** START **
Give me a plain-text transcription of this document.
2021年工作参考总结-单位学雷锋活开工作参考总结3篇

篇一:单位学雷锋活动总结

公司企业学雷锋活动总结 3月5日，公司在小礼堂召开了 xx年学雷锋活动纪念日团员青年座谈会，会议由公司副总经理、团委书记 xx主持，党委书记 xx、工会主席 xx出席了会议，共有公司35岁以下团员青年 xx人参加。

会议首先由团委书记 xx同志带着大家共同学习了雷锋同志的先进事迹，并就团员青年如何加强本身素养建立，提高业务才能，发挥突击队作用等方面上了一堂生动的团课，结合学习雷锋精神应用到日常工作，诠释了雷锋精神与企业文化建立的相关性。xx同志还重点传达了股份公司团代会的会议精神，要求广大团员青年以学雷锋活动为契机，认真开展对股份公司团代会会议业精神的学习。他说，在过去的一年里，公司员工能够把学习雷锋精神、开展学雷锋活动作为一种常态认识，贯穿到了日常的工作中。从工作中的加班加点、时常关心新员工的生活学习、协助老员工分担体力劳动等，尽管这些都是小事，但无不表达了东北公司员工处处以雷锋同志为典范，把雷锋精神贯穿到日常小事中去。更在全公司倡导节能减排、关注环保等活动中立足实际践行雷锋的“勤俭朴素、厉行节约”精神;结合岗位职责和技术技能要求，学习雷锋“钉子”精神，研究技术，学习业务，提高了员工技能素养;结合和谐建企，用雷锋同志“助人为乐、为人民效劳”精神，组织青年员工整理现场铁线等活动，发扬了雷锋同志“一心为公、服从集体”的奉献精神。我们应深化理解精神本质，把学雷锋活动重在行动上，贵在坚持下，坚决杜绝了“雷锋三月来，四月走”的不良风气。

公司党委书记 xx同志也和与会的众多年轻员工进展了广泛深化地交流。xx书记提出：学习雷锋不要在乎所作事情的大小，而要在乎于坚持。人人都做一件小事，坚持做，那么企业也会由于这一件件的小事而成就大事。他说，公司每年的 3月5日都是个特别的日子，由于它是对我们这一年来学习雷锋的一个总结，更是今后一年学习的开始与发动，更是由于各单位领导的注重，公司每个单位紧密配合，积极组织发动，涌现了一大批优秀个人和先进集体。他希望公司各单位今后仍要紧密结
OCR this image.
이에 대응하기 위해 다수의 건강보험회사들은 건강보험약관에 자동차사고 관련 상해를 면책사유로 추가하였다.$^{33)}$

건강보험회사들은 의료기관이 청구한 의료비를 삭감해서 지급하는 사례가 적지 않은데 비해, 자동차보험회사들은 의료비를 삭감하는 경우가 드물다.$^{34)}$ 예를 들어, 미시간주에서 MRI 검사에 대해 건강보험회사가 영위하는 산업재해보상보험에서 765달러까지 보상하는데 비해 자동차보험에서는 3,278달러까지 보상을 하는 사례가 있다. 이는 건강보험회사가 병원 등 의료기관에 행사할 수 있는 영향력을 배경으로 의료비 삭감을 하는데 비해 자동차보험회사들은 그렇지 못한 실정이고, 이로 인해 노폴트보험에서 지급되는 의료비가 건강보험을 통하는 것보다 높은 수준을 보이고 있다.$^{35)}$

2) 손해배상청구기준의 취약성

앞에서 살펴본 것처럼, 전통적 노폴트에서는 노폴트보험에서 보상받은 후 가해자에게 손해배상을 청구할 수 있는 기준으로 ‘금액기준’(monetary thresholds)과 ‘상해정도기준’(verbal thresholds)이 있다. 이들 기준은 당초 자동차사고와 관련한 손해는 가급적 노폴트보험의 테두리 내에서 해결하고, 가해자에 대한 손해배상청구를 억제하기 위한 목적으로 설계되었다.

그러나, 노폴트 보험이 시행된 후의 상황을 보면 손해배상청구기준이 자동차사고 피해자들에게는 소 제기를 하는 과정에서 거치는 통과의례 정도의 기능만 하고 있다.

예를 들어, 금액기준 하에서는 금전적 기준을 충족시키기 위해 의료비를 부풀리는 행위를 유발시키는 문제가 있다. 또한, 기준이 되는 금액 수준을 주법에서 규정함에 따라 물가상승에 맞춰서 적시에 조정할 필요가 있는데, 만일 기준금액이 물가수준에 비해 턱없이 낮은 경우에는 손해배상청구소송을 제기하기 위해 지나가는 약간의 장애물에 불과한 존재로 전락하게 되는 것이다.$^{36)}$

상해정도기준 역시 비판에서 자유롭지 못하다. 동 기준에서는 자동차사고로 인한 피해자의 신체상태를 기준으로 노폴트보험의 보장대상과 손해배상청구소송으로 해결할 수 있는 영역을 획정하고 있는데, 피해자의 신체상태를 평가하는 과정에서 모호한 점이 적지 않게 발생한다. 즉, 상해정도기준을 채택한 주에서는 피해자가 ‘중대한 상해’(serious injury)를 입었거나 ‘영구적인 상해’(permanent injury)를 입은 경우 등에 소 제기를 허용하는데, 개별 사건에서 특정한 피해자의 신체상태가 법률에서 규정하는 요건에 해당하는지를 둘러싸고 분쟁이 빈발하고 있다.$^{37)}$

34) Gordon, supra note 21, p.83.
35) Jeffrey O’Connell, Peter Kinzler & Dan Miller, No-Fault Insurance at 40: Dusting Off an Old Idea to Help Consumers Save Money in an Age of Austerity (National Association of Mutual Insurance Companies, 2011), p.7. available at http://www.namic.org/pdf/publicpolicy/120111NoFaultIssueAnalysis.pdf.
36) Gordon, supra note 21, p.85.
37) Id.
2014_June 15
** END **
Report how many lines in the listing above include the word "note". Give nothing but the number.

2